Tarefas propostas =>
[a] Responda a estas perguntas sobre a resenha do filme:
(i) Quem leva Júlio para a cidade grande?
(ii) De quem é o livro-reportagem em que o filme se baseia?
(iii) O autor da resenha já leu esse livro-reportagem?
[b] Copie da resenha, sem alterar nada, o trecho que vai de "A primeira expectativa" até "querendo ou não.".

Trecho do documento =>
####################

A primeira expectativa que tive ao saber da premissa foi: o filme mostraria a complexidade de um psicopata, quase um "Onde os Fracos Não têm Vez" (2007), ou, por ser baseado num livrorreportagem de Klester Cavalcanti, um "Zodíaco" (2007). Rapidamente essa expectativa foi desfeita, dando lugar a outro tipo de indagação: se Júlio não é um psicopata sanguinário, como ele se tornou?


Júlio morava com a família num pobre interior desse país e é levado pelo tio, Cícero (André Mattos), para a cidade grande com a promessa de transformar o garoto em um policial militar. Só que, para o espanto do protagonista, ele é inserido sem escolha na rede de mortes por aluguel, com Cícero sendo um dos "cabeças" das operações. Júlio, o pobre e ingênuo interiorano, sedento pelo trabalho na capital, era peça perfeitamente maleável para seguir os negócios do tio, querendo ou não.

Acho importante deixar claro: ainda não li o livrorreportagem sobre a vida de Júlio, então não sei até onde a ficção engole os fatos. Por se tratar de uma história real, tendemos a levar o que está na tela como "verdade" - ou como uma dramatização do que realmente aconteceu -; por isso é primordial pontuar que: a obra não tem obrigação de se prender aos ocorridos verdadeiros e, devido a isso, o Júlio da tela não é o Júlio real, e sim uma versão cinematográfica baseada. Continuemos.

Talvez por ter construído a expectativa já citada, a primeira parte do filme serviu para mim como a humanização absoluta de seu protagonista: ele não mata por prazer, ele mata por ter sido coagido. Claro, é inegável que Júlio não se trata de um inocente, ou alguém que é obrigado a fazer o que faz; a culpa está sobre seus ombros, todavia, há um elemento diferencial aqui: enquanto o tio leva o trabalho de forma até banal, rindo sobre o que faz, há um peso esmagador diante de Júlio.

####################

Trechos dos registros =>
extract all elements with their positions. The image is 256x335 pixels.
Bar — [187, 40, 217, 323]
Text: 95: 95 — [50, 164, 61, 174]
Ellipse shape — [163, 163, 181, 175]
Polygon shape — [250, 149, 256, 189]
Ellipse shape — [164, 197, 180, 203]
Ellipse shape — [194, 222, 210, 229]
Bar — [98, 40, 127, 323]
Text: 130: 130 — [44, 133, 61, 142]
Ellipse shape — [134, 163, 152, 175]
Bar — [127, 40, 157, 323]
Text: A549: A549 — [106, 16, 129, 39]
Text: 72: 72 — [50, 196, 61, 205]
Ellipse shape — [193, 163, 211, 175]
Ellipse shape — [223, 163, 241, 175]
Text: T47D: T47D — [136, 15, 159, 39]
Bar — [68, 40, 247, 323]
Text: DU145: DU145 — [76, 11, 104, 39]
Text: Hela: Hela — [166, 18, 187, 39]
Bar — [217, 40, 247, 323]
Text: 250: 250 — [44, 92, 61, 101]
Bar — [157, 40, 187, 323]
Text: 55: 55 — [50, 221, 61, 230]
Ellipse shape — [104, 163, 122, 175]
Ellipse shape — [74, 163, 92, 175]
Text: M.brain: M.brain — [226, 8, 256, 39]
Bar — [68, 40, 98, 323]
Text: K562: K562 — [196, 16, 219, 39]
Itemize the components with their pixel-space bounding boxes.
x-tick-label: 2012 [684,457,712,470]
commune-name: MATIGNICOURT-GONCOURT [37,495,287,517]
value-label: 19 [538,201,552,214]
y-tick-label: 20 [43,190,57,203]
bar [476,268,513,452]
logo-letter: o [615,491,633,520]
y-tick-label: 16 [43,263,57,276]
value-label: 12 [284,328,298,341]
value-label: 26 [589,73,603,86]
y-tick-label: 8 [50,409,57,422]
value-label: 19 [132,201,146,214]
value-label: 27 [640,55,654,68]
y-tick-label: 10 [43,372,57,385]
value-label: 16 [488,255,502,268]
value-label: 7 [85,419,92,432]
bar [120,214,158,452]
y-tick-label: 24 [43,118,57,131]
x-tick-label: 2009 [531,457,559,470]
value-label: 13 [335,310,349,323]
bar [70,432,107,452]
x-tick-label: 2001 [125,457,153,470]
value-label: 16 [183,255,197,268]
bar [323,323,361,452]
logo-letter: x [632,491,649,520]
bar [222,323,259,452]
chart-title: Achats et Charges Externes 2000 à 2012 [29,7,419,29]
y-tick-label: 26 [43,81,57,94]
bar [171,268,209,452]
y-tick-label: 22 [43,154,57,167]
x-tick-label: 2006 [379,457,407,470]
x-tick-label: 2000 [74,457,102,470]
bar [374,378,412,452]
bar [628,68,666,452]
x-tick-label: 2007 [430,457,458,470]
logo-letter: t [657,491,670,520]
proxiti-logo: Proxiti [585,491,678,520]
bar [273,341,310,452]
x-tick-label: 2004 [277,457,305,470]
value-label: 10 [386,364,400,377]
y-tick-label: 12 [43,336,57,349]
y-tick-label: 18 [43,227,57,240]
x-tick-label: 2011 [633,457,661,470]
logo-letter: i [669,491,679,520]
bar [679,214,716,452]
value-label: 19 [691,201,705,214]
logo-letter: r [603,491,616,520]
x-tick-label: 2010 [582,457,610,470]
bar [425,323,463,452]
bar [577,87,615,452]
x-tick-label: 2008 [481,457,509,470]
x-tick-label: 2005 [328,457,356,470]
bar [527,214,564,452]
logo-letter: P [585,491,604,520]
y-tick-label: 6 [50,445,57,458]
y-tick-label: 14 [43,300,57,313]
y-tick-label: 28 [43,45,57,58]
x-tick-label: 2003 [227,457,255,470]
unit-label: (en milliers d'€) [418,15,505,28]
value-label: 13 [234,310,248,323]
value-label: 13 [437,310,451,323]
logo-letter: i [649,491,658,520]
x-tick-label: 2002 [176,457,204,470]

####################

Respostas =>
[a]
(i) Cícero, o tio de Júlio.
(ii) De Klester Cavalcanti.
(iii) Não, ainda não leu.

[b]
A primeira expectativa que tive ao saber da premissa foi: o filme mostraria a complexidade de um psicopata, quase um "Onde os Fracos Não têm Vez" (2007), ou, por ser baseado num livrorreportagem de Klester Cavalcanti, um "Zodíaco" (2007). Rapidamente essa expectativa foi desfeita, dando lugar a outro tipo de indagação: se Júlio não é um psicopata sanguinário, como ele se tornou?


Júlio morava com a família num pobre interior desse país e é levado pelo tio, Cícero (André Mattos), para a cidade grande com a promessa de transformar o garoto em um policial militar. Só que, para o espanto do protagonista, ele é inserido sem escolha na rede de mortes por aluguel, com Cícero sendo um dos "cabeças" das operações. Júlio, o pobre e ingênuo interiorano, sedento pelo trabalho na capital, era peça perfeitamente maleável para seguir os negócios do tio, querendo ou não.